■ **DESCRIPTION OF THE TASK**
Copy every line of the records below that holds the word "locais".

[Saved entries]
>> START

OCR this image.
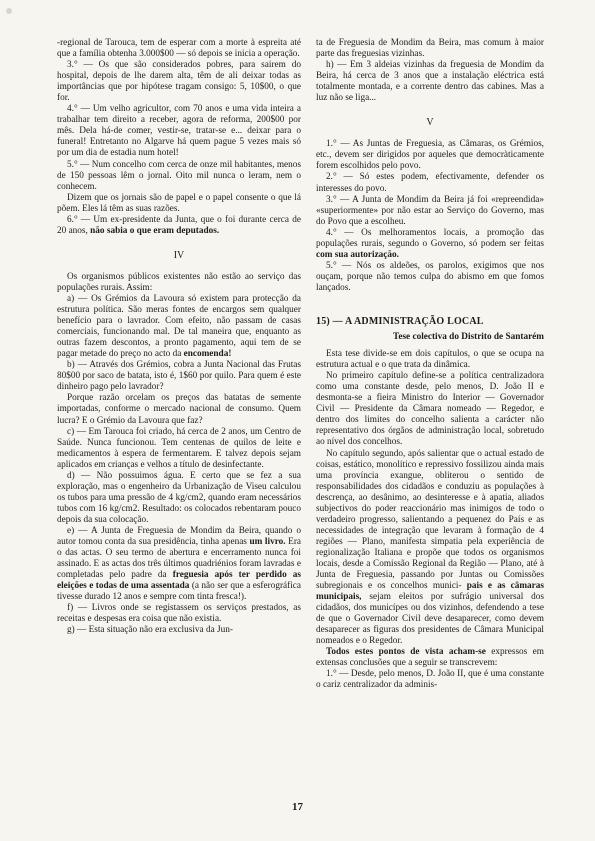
-regional de Tarouca, tem de esperar com a morte à espreita até que a família obtenha 3.000$00 — só depois se inicia a operação.

3.° — Os que são considerados pobres, para sairem do hospital, depois de lhe darem alta, têm de ali deixar todas as importâncias que por hipótese tragam consigo: 5, 10$00, o que for.

4.° — Um velho agricultor, com 70 anos e uma vida inteira a trabalhar tem direito a receber, agora de reforma, 200$00 por mês. Dela há-de comer, vestir-se, tratar-se e... deixar para o funeral! Entretanto no Algarve há quem pague 5 vezes mais só por um dia de estadia num hotel!

5.° — Num concelho com cerca de onze mil habitantes, menos de 150 pessoas lêm o jornal. Oito mil nunca o leram, nem o conhecem.

Dizem que os jornais são de papel e o papel consente o que lá põem. Eles lá têm as suas razões.

6.° — Um ex-presidente da Junta, que o foi durante cerca de 20 anos, não sabia o que eram deputados.

IV

Os organismos públicos existentes não estão ao serviço das populações rurais. Assim:

a) — Os Grémios da Lavoura só existem para protecção da estrutura política. São meras fontes de encargos sem qualquer benefício para o lavrador. Com efeito, não passam de casas comerciais, funcionando mal. De tal maneira que, enquanto as outras fazem descontos, a pronto pagamento, aqui tem de se pagar metade do preço no acto da encomenda!

b) — Através dos Grémios, cobra a Junta Nacional das Frutas 80$00 por saco de batata, isto é, 1$60 por quilo. Para quem é este dinheiro pago pelo lavrador?

Porque razão orcelam os preços das batatas de semente importadas, conforme o mercado nacional de consumo. Quem lucra? E o Grémio da Lavoura que faz?

c) — Em Tarouca foi criado, há cerca de 2 anos, um Centro de Saúde. Nunca funcionou. Tem centenas de quilos de leite e medicamentos à espera de fermentarem. E talvez depois sejam aplicados em crianças e velhos a título de desinfectante.

d) — Não possuimos água. E certo que se fez a sua exploração, mas o engenheiro da Urbanização de Viseu calculou os tubos para uma pressão de 4 kg/cm2, quando eram necessários tubos com 16 kg/cm2. Resultado: os colocados rebentaram pouco depois da sua colocação.

e) — A Junta de Freguesia de Mondim da Beira, quando o autor tomou conta da sua presidência, tinha apenas um livro. Era o das actas. O seu termo de abertura e encerramento nunca foi assinado. E as actas dos três últimos quadriénios foram lavradas e completadas pelo padre da freguesia após ter perdido as eleições e todas de uma assentada (a não ser que a esferográfica tivesse durado 12 anos e sempre com tinta fresca!).

f) — Livros onde se registassem os serviços prestados, as receitas e despesas era coisa que não existia.

g) — Esta situação não era exclusiva da Jun-

ta de Freguesia de Mondim da Beira, mas comum à maior parte das freguesias vizinhas.

h) — Em 3 aldeias vizinhas da freguesia de Mondim da Beira, há cerca de 3 anos que a instalação eléctrica está totalmente montada, e a corrente dentro das cabines. Mas a luz não se liga...

V

1.° — As Juntas de Freguesia, as Câmaras, os Grémios, etc., devem ser dirigidos por aqueles que democràticamente forem escolhidos pelo povo.

2.° — Só estes podem, efectivamente, defender os interesses do povo.

3.° — A Junta de Mondim da Beira já foi «repreendida» «superiormente» por não estar ao Serviço do Governo, mas do Povo que a escolheu.

4.° — Os melhoramentos locais, a promoção das populações rurais, segundo o Governo, só podem ser feitas com sua autorização.

5.° — Nós os aldeões, os parolos, exigimos que nos ouçam, porque não temos culpa do abismo em que fomos lançados.

15) — A ADMINISTRAÇÃO LOCAL

Tese colectiva do Distrito de Santarém

Esta tese divide-se em dois capítulos, o que se ocupa na estrutura actual e o que trata da dinâmica.

No primeiro capítulo define-se a política centralizadora como uma constante desde, pelo menos, D. João II e desmonta-se a fieira Ministro do Interior — Governador Civil — Presidente da Câmara nomeado — Regedor, e dentro dos limites do concelho salienta a carácter não representativo dos órgãos de administração local, sobretudo ao nível dos concelhos.

No capítulo segundo, após salientar que o actual estado de coisas, estático, monolítico e repressivo fossilizou ainda mais uma província exangue, obliterou o sentido de responsabilidades dos cidadãos e conduziu as populações à descrença, ao desânimo, ao desinteresse e à apatia, aliados subjectivos do poder reaccionário mas inimigos de todo o verdadeiro progresso, salientando a pequenez do País e as necessidades de integração que levaram à formação de 4 regiões — Plano, manifesta simpatia pela experiência de regionalização Italiana e propõe que todos os organismos locais, desde a Comissão Regional da Região — Plano, até à Junta de Freguesia, passando por Juntas ou Comissões subregionais e os concelhos munici- pais e as câmaras municipais, sejam eleitos por sufrágio universal dos cidadãos, dos municípes ou dos vizinhos, defendendo a tese de que o Governador Civil deve desaparecer, como devem desaparecer as figuras dos presidentes de Câmara Municipal nomeados e o Regedor.

Todos estes pontos de vista acham-se expressos em extensas conclusões que a seguir se transcrevem:

1.° — Desde, pelo menos, D. João II, que é uma constante o cariz centralizador da adminis-

17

>> END

■ **WRITTEN REPLY**
4.° — Os melhoramentos locais, a promoção das populações rurais, segundo o Governo, só podem ser feitas com sua autorização.
No capítulo segundo, após salientar que o actual estado de coisas, estático, monolítico e repressivo fossilizou ainda mais uma província exangue, obliterou o sentido de responsabilidades dos cidadãos e conduziu as populações à descrença, ao desânimo, ao desinteresse e à apatia, aliados subjectivos do poder reaccionário mas inimigos de todo o verdadeiro progresso, salientando a pequenez do País e as necessidades de integração que levaram à formação de 4 regiões — Plano, manifesta simpatia pela experiência de regionalização Italiana e propõe que todos os organismos locais, desde a Comissão Regional da Região — Plano, até à Junta de Freguesia, passando por Juntas ou Comissões subregionais e os concelhos munici- pais e as câmaras municipais, sejam eleitos por sufrágio universal dos cidadãos, dos municípes ou dos vizinhos, defendendo a tese de que o Governador Civil deve desaparecer, como devem desaparecer as figuras dos presidentes de Câmara Municipal nomeados e o Regedor.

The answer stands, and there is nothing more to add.